Stated problem | Please give the listing again, word for word, with nothing left out.

---------- Data extract

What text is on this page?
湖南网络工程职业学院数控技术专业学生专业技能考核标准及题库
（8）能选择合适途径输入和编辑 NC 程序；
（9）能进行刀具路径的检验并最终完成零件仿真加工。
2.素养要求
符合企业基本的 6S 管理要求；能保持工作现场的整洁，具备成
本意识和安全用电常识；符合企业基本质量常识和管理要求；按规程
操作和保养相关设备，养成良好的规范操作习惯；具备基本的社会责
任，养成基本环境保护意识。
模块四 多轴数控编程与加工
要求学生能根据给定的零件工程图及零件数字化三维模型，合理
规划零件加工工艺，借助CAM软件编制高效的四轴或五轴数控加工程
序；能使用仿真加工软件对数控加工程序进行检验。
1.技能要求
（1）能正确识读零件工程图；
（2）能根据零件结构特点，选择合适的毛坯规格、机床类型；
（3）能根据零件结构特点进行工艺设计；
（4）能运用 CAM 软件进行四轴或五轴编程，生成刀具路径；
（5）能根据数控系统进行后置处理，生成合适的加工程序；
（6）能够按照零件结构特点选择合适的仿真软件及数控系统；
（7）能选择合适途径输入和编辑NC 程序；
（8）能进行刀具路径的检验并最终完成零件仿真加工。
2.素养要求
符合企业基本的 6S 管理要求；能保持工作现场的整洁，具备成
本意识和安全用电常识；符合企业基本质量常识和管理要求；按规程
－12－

--------------------

Solved problem |
What text is on this page?
湖南网络工程职业学院数控技术专业学生专业技能考核标准及题库
（8）能选择合适途径输入和编辑 NC 程序；
（9）能进行刀具路径的检验并最终完成零件仿真加工。
2.素养要求
符合企业基本的 6S 管理要求；能保持工作现场的整洁，具备成
本意识和安全用电常识；符合企业基本质量常识和管理要求；按规程
操作和保养相关设备，养成良好的规范操作习惯；具备基本的社会责
任，养成基本环境保护意识。
模块四 多轴数控编程与加工
要求学生能根据给定的零件工程图及零件数字化三维模型，合理
规划零件加工工艺，借助CAM软件编制高效的四轴或五轴数控加工程
序；能使用仿真加工软件对数控加工程序进行检验。
1.技能要求
（1）能正确识读零件工程图；
（2）能根据零件结构特点，选择合适的毛坯规格、机床类型；
（3）能根据零件结构特点进行工艺设计；
（4）能运用 CAM 软件进行四轴或五轴编程，生成刀具路径；
（5）能根据数控系统进行后置处理，生成合适的加工程序；
（6）能够按照零件结构特点选择合适的仿真软件及数控系统；
（7）能选择合适途径输入和编辑NC 程序；
（8）能进行刀具路径的检验并最终完成零件仿真加工。
2.素养要求
符合企业基本的 6S 管理要求；能保持工作现场的整洁，具备成
本意识和安全用电常识；符合企业基本质量常识和管理要求；按规程
－12－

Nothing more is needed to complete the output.